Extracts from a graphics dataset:

* * * *

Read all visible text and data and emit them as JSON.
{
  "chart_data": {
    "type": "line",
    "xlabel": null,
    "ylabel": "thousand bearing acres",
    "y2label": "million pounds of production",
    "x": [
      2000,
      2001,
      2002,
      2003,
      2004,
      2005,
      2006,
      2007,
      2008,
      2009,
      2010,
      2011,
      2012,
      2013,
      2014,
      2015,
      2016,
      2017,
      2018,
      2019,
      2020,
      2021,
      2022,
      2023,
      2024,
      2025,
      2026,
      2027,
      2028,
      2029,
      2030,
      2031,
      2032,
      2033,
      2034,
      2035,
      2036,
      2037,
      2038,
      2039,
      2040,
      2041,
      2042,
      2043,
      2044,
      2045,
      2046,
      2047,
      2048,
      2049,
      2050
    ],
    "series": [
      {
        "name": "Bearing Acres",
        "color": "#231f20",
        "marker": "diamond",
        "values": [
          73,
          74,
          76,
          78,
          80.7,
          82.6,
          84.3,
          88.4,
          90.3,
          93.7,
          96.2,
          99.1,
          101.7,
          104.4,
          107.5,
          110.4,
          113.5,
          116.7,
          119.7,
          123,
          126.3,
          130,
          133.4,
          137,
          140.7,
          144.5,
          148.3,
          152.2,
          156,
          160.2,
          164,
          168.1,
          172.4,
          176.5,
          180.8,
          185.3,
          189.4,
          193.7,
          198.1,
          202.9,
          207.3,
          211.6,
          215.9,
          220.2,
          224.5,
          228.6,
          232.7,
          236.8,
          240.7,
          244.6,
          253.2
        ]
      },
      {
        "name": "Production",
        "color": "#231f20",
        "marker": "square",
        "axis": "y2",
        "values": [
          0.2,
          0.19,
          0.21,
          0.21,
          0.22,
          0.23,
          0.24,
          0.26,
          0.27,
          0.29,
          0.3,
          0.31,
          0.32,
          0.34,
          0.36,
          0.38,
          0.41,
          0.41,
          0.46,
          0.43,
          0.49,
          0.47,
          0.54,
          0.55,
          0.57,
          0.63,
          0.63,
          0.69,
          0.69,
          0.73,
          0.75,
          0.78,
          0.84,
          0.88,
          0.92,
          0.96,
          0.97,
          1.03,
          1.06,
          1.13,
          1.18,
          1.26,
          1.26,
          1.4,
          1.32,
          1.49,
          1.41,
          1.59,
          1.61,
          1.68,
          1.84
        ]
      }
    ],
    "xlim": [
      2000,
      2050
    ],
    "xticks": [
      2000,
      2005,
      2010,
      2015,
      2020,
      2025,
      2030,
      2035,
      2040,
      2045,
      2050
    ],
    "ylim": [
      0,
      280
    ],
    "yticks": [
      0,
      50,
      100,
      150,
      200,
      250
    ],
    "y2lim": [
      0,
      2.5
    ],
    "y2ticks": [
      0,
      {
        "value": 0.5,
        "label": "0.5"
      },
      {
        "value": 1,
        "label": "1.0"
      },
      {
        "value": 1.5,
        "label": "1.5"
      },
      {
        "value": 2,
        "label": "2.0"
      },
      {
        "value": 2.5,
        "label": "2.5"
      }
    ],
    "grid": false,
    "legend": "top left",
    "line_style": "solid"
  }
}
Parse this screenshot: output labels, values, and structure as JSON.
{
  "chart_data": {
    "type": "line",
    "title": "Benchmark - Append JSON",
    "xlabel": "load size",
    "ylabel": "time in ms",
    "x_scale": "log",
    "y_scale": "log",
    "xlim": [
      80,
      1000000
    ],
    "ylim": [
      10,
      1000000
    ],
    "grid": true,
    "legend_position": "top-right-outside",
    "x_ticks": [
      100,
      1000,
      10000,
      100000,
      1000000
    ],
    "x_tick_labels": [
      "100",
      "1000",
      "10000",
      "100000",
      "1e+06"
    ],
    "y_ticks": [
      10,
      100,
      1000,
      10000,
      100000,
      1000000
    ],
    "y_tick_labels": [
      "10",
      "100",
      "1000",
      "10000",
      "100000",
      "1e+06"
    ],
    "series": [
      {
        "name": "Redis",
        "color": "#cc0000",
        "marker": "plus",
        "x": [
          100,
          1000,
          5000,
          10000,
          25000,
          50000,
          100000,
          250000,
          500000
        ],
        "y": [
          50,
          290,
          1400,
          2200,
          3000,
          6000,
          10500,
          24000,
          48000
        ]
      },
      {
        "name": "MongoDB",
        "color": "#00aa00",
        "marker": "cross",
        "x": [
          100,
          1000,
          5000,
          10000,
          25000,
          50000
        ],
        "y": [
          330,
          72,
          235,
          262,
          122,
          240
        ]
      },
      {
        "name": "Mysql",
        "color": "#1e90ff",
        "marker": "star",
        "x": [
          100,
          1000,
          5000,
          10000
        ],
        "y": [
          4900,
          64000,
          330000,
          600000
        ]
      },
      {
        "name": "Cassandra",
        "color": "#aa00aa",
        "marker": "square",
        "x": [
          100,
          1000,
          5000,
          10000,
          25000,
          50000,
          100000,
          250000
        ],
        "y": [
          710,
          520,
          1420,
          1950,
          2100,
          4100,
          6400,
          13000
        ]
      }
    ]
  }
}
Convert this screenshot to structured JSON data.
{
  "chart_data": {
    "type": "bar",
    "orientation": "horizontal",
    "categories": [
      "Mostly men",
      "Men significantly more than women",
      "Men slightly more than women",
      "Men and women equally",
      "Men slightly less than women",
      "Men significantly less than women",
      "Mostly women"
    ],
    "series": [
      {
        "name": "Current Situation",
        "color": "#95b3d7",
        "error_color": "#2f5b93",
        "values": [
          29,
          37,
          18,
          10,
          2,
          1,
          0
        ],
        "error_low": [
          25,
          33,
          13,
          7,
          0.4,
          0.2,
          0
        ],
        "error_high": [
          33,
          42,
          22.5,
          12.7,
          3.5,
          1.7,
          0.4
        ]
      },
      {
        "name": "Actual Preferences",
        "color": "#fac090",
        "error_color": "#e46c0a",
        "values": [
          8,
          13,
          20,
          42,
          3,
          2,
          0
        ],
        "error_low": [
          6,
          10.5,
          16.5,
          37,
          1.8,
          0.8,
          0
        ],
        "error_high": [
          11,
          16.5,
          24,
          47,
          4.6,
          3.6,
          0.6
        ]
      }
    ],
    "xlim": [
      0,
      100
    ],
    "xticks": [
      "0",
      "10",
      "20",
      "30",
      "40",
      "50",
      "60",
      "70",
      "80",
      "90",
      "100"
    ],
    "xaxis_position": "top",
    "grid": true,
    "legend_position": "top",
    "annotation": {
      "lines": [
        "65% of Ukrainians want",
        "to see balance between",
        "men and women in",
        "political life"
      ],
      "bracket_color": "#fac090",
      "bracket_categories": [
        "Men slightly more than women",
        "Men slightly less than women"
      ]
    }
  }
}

* * * *

- _Problem description_: Print every entry exactly as written.

- _Solution for this task_:
Read all visible text and data and emit them as JSON.
{
  "chart_data": {
    "type": "line",
    "xlabel": null,
    "ylabel": "thousand bearing acres",
    "y2label": "million pounds of production",
    "x": [
      2000,
      2001,
      2002,
      2003,
      2004,
      2005,
      2006,
      2007,
      2008,
      2009,
      2010,
      2011,
      2012,
      2013,
      2014,
      2015,
      2016,
      2017,
      2018,
      2019,
      2020,
      2021,
      2022,
      2023,
      2024,
      2025,
      2026,
      2027,
      2028,
      2029,
      2030,
      2031,
      2032,
      2033,
      2034,
      2035,
      2036,
      2037,
      2038,
      2039,
      2040,
      2041,
      2042,
      2043,
      2044,
      2045,
      2046,
      2047,
      2048,
      2049,
      2050
    ],
    "series": [
      {
        "name": "Bearing Acres",
        "color": "#231f20",
        "marker": "diamond",
        "values": [
          73,
          74,
          76,
          78,
          80.7,
          82.6,
          84.3,
          88.4,
          90.3,
          93.7,
          96.2,
          99.1,
          101.7,
          104.4,
          107.5,
          110.4,
          113.5,
          116.7,
          119.7,
          123,
          126.3,
          130,
          133.4,
          137,
          140.7,
          144.5,
          148.3,
          152.2,
          156,
          160.2,
          164,
          168.1,
          172.4,
          176.5,
          180.8,
          185.3,
          189.4,
          193.7,
          198.1,
          202.9,
          207.3,
          211.6,
          215.9,
          220.2,
          224.5,
          228.6,
          232.7,
          236.8,
          240.7,
          244.6,
          253.2
        ]
      },
      {
        "name": "Production",
        "color": "#231f20",
        "marker": "square",
        "axis": "y2",
        "values": [
          0.2,
          0.19,
          0.21,
          0.21,
          0.22,
          0.23,
          0.24,
          0.26,
          0.27,
          0.29,
          0.3,
          0.31,
          0.32,
          0.34,
          0.36,
          0.38,
          0.41,
          0.41,
          0.46,
          0.43,
          0.49,
          0.47,
          0.54,
          0.55,
          0.57,
          0.63,
          0.63,
          0.69,
          0.69,
          0.73,
          0.75,
          0.78,
          0.84,
          0.88,
          0.92,
          0.96,
          0.97,
          1.03,
          1.06,
          1.13,
          1.18,
          1.26,
          1.26,
          1.4,
          1.32,
          1.49,
          1.41,
          1.59,
          1.61,
          1.68,
          1.84
        ]
      }
    ],
    "xlim": [
      2000,
      2050
    ],
    "xticks": [
      2000,
      2005,
      2010,
      2015,
      2020,
      2025,
      2030,
      2035,
      2040,
      2045,
      2050
    ],
    "ylim": [
      0,
      280
    ],
    "yticks": [
      0,
      50,
      100,
      150,
      200,
      250
    ],
    "y2lim": [
      0,
      2.5
    ],
    "y2ticks": [
      0,
      {
        "value": 0.5,
        "label": "0.5"
      },
      {
        "value": 1,
        "label": "1.0"
      },
      {
        "value": 1.5,
        "label": "1.5"
      },
      {
        "value": 2,
        "label": "2.0"
      },
      {
        "value": 2.5,
        "label": "2.5"
      }
    ],
    "grid": false,
    "legend": "top left",
    "line_style": "solid"
  }
}
Parse this screenshot: output labels, values, and structure as JSON.
{
  "chart_data": {
    "type": "line",
    "title": "Benchmark - Append JSON",
    "xlabel": "load size",
    "ylabel": "time in ms",
    "x_scale": "log",
    "y_scale": "log",
    "xlim": [
      80,
      1000000
    ],
    "ylim": [
      10,
      1000000
    ],
    "grid": true,
    "legend_position": "top-right-outside",
    "x_ticks": [
      100,
      1000,
      10000,
      100000,
      1000000
    ],
    "x_tick_labels": [
      "100",
      "1000",
      "10000",
      "100000",
      "1e+06"
    ],
    "y_ticks": [
      10,
      100,
      1000,
      10000,
      100000,
      1000000
    ],
    "y_tick_labels": [
      "10",
      "100",
      "1000",
      "10000",
      "100000",
      "1e+06"
    ],
    "series": [
      {
        "name": "Redis",
        "color": "#cc0000",
        "marker": "plus",
        "x": [
          100,
          1000,
          5000,
          10000,
          25000,
          50000,
          100000,
          250000,
          500000
        ],
        "y": [
          50,
          290,
          1400,
          2200,
          3000,
          6000,
          10500,
          24000,
          48000
        ]
      },
      {
        "name": "MongoDB",
        "color": "#00aa00",
        "marker": "cross",
        "x": [
          100,
          1000,
          5000,
          10000,
          25000,
          50000
        ],
        "y": [
          330,
          72,
          235,
          262,
          122,
          240
        ]
      },
      {
        "name": "Mysql",
        "color": "#1e90ff",
        "marker": "star",
        "x": [
          100,
          1000,
          5000,
          10000
        ],
        "y": [
          4900,
          64000,
          330000,
          600000
        ]
      },
      {
        "name": "Cassandra",
        "color": "#aa00aa",
        "marker": "square",
        "x": [
          100,
          1000,
          5000,
          10000,
          25000,
          50000,
          100000,
          250000
        ],
        "y": [
          710,
          520,
          1420,
          1950,
          2100,
          4100,
          6400,
          13000
        ]
      }
    ]
  }
}
Convert this screenshot to structured JSON data.
{
  "chart_data": {
    "type": "bar",
    "orientation": "horizontal",
    "categories": [
      "Mostly men",
      "Men significantly more than women",
      "Men slightly more than women",
      "Men and women equally",
      "Men slightly less than women",
      "Men significantly less than women",
      "Mostly women"
    ],
    "series": [
      {
        "name": "Current Situation",
        "color": "#95b3d7",
        "error_color": "#2f5b93",
        "values": [
          29,
          37,
          18,
          10,
          2,
          1,
          0
        ],
        "error_low": [
          25,
          33,
          13,
          7,
          0.4,
          0.2,
          0
        ],
        "error_high": [
          33,
          42,
          22.5,
          12.7,
          3.5,
          1.7,
          0.4
        ]
      },
      {
        "name": "Actual Preferences",
        "color": "#fac090",
        "error_color": "#e46c0a",
        "values": [
          8,
          13,
          20,
          42,
          3,
          2,
          0
        ],
        "error_low": [
          6,
          10.5,
          16.5,
          37,
          1.8,
          0.8,
          0
        ],
        "error_high": [
          11,
          16.5,
          24,
          47,
          4.6,
          3.6,
          0.6
        ]
      }
    ],
    "xlim": [
      0,
      100
    ],
    "xticks": [
      "0",
      "10",
      "20",
      "30",
      "40",
      "50",
      "60",
      "70",
      "80",
      "90",
      "100"
    ],
    "xaxis_position": "top",
    "grid": true,
    "legend_position": "top",
    "annotation": {
      "lines": [
        "65% of Ukrainians want",
        "to see balance between",
        "men and women in",
        "political life"
      ],
      "bracket_color": "#fac090",
      "bracket_categories": [
        "Men slightly more than women",
        "Men slightly less than women"
      ]
    }
  }
}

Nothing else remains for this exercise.